>> Start Materials provided
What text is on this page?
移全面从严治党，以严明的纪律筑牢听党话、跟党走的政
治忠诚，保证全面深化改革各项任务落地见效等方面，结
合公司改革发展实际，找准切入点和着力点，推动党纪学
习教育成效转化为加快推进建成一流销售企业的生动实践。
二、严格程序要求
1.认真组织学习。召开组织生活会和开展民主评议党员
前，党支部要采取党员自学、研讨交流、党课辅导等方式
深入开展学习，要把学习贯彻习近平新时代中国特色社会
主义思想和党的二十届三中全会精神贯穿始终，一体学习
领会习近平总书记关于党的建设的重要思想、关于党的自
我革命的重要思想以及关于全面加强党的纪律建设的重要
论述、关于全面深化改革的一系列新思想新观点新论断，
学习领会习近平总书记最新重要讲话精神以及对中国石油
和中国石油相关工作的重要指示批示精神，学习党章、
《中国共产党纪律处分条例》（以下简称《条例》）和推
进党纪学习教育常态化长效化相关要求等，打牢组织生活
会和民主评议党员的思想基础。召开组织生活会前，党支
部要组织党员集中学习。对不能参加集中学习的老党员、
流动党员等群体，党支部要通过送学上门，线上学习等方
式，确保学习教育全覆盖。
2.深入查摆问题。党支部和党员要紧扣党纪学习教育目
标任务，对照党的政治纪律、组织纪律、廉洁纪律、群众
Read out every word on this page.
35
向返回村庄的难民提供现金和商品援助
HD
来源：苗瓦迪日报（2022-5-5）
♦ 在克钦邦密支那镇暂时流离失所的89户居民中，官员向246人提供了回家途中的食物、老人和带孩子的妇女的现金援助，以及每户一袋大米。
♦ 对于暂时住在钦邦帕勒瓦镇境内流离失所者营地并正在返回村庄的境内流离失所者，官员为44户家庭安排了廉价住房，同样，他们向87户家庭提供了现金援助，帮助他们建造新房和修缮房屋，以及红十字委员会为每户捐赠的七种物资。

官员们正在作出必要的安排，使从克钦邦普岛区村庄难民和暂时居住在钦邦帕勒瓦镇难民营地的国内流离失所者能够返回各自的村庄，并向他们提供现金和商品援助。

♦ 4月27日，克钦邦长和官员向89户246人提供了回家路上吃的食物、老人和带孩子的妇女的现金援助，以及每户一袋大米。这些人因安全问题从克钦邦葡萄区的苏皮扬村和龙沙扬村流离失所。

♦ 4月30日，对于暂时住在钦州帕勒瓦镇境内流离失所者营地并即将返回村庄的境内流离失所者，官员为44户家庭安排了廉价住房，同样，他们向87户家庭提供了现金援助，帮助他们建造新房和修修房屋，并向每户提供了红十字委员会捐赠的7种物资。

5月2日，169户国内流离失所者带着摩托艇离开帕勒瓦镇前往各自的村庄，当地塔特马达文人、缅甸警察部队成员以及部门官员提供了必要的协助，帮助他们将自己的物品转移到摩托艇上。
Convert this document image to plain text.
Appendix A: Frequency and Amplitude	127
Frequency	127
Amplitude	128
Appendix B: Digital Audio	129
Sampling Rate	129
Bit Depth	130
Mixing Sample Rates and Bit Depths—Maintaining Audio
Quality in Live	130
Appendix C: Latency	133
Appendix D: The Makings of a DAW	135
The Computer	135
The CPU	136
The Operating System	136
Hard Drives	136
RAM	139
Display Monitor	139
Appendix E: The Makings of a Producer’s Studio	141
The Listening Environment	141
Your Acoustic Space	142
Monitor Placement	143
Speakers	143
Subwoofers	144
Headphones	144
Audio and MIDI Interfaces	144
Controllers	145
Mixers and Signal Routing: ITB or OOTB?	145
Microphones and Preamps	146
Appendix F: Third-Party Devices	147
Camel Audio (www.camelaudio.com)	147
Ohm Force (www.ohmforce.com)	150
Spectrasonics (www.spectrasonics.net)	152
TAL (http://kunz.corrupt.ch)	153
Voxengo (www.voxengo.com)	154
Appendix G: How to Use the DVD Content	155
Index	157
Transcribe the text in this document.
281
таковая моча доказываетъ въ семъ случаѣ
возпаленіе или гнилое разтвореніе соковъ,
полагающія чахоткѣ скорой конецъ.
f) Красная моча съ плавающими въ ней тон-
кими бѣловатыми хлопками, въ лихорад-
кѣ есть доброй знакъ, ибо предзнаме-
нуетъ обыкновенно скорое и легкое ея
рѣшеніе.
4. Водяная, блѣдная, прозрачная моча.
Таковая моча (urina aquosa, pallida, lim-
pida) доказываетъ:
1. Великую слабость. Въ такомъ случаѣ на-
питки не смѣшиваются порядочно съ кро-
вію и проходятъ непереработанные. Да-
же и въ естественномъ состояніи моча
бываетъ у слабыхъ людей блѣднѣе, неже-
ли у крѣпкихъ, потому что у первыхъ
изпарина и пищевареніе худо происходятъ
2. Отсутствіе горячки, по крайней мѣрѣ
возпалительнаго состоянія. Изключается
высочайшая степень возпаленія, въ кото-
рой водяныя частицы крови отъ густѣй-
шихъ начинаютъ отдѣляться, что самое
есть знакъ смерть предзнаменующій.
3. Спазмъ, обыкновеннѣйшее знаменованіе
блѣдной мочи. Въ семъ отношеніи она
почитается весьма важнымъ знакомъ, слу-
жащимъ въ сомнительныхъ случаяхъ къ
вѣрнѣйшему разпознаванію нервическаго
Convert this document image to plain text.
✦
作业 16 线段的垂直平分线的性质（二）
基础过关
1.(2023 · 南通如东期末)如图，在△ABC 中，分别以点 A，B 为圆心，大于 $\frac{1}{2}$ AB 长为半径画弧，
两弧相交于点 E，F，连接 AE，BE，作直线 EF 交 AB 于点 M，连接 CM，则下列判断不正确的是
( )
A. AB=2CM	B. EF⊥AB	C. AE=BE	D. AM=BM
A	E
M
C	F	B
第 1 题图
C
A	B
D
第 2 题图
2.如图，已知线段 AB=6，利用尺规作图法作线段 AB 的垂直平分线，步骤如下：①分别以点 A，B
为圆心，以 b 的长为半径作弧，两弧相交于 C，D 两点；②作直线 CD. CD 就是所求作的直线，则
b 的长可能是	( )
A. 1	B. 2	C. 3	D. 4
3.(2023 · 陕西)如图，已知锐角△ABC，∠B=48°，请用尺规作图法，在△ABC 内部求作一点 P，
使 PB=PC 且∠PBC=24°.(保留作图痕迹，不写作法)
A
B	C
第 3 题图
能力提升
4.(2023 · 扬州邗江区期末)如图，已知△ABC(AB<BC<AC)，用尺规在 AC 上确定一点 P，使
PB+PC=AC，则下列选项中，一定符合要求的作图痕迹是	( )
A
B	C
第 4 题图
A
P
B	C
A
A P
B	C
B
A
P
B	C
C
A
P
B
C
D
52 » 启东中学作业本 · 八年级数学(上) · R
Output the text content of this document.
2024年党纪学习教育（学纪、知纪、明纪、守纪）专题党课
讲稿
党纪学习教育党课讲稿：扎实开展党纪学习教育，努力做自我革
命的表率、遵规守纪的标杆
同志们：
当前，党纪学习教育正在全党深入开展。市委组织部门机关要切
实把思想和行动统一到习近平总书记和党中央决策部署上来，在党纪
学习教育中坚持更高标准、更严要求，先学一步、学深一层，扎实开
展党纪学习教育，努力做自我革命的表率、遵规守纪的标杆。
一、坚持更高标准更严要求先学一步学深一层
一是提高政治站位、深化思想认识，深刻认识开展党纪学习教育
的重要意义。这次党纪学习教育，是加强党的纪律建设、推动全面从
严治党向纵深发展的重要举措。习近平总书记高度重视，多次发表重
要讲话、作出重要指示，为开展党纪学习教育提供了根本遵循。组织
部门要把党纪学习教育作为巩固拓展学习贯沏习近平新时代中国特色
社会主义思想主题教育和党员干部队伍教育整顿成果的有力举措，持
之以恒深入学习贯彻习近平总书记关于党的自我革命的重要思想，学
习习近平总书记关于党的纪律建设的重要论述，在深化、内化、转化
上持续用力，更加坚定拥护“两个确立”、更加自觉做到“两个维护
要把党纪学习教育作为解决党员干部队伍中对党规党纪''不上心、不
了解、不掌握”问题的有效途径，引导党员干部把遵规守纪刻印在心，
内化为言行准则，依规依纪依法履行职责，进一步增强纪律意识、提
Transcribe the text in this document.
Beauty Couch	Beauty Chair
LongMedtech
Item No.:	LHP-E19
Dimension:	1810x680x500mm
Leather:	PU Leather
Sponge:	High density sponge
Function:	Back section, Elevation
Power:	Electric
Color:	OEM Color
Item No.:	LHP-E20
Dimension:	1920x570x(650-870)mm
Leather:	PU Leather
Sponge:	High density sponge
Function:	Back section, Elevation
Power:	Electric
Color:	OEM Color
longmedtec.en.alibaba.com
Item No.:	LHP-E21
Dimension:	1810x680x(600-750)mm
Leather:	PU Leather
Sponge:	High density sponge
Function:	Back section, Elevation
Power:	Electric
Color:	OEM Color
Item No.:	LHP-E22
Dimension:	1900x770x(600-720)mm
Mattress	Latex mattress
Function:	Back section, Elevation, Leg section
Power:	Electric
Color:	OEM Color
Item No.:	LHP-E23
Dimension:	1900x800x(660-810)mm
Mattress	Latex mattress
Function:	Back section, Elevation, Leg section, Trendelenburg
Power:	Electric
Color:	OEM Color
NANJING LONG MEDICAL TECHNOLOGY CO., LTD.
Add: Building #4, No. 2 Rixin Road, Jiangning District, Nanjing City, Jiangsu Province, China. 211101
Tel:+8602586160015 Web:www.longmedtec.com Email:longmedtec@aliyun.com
>> End Materials provided
_Given instruction_. Search the data above for the word "Appendix", then gather each line in which it appears.

_Result_.
Appendix A: Frequency and Amplitude	127
Appendix B: Digital Audio	129
Appendix C: Latency	133
Appendix D: The Makings of a DAW	135
Appendix E: The Makings of a Producer’s Studio	141
Appendix F: Third-Party Devices	147
Appendix G: How to Use the DVD Content	155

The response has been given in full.